** Begin STORED DATA **
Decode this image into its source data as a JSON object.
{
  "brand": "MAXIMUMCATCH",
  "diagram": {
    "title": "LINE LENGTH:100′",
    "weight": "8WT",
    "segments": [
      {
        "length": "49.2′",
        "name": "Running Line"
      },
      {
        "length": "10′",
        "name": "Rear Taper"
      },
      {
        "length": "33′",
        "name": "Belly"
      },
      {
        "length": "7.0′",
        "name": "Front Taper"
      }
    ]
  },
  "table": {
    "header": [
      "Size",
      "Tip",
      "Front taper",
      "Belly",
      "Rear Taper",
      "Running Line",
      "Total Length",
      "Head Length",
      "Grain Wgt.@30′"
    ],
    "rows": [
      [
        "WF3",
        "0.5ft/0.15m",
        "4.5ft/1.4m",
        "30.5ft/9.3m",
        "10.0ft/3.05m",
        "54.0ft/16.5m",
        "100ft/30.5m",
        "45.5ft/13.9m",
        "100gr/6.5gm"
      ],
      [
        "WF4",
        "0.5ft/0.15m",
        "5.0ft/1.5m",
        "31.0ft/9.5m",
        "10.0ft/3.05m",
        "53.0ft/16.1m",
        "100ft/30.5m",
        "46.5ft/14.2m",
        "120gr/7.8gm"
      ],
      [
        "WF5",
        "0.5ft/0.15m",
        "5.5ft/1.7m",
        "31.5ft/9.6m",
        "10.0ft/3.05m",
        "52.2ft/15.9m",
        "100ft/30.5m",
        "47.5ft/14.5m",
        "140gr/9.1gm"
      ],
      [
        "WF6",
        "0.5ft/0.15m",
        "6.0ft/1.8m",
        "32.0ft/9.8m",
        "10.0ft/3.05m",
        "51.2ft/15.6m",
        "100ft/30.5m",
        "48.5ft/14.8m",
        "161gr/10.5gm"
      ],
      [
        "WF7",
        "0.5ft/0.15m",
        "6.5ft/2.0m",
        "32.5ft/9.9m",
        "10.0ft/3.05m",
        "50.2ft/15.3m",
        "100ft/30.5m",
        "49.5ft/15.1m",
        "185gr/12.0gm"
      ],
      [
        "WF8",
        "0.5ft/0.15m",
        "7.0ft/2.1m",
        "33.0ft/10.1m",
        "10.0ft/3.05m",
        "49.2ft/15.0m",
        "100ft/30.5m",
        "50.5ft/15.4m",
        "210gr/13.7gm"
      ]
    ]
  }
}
** End STORED DATA **
TASK GOAL: Reproduce the entries above in full, verbatim.

RESPONSE FOR THIS EXERCISE:
Decode this image into its source data as a JSON object.
{
  "brand": "MAXIMUMCATCH",
  "diagram": {
    "title": "LINE LENGTH:100′",
    "weight": "8WT",
    "segments": [
      {
        "length": "49.2′",
        "name": "Running Line"
      },
      {
        "length": "10′",
        "name": "Rear Taper"
      },
      {
        "length": "33′",
        "name": "Belly"
      },
      {
        "length": "7.0′",
        "name": "Front Taper"
      }
    ]
  },
  "table": {
    "header": [
      "Size",
      "Tip",
      "Front taper",
      "Belly",
      "Rear Taper",
      "Running Line",
      "Total Length",
      "Head Length",
      "Grain Wgt.@30′"
    ],
    "rows": [
      [
        "WF3",
        "0.5ft/0.15m",
        "4.5ft/1.4m",
        "30.5ft/9.3m",
        "10.0ft/3.05m",
        "54.0ft/16.5m",
        "100ft/30.5m",
        "45.5ft/13.9m",
        "100gr/6.5gm"
      ],
      [
        "WF4",
        "0.5ft/0.15m",
        "5.0ft/1.5m",
        "31.0ft/9.5m",
        "10.0ft/3.05m",
        "53.0ft/16.1m",
        "100ft/30.5m",
        "46.5ft/14.2m",
        "120gr/7.8gm"
      ],
      [
        "WF5",
        "0.5ft/0.15m",
        "5.5ft/1.7m",
        "31.5ft/9.6m",
        "10.0ft/3.05m",
        "52.2ft/15.9m",
        "100ft/30.5m",
        "47.5ft/14.5m",
        "140gr/9.1gm"
      ],
      [
        "WF6",
        "0.5ft/0.15m",
        "6.0ft/1.8m",
        "32.0ft/9.8m",
        "10.0ft/3.05m",
        "51.2ft/15.6m",
        "100ft/30.5m",
        "48.5ft/14.8m",
        "161gr/10.5gm"
      ],
      [
        "WF7",
        "0.5ft/0.15m",
        "6.5ft/2.0m",
        "32.5ft/9.9m",
        "10.0ft/3.05m",
        "50.2ft/15.3m",
        "100ft/30.5m",
        "49.5ft/15.1m",
        "185gr/12.0gm"
      ],
      [
        "WF8",
        "0.5ft/0.15m",
        "7.0ft/2.1m",
        "33.0ft/10.1m",
        "10.0ft/3.05m",
        "49.2ft/15.0m",
        "100ft/30.5m",
        "50.5ft/15.4m",
        "210gr/13.7gm"
      ]
    ]
  }
}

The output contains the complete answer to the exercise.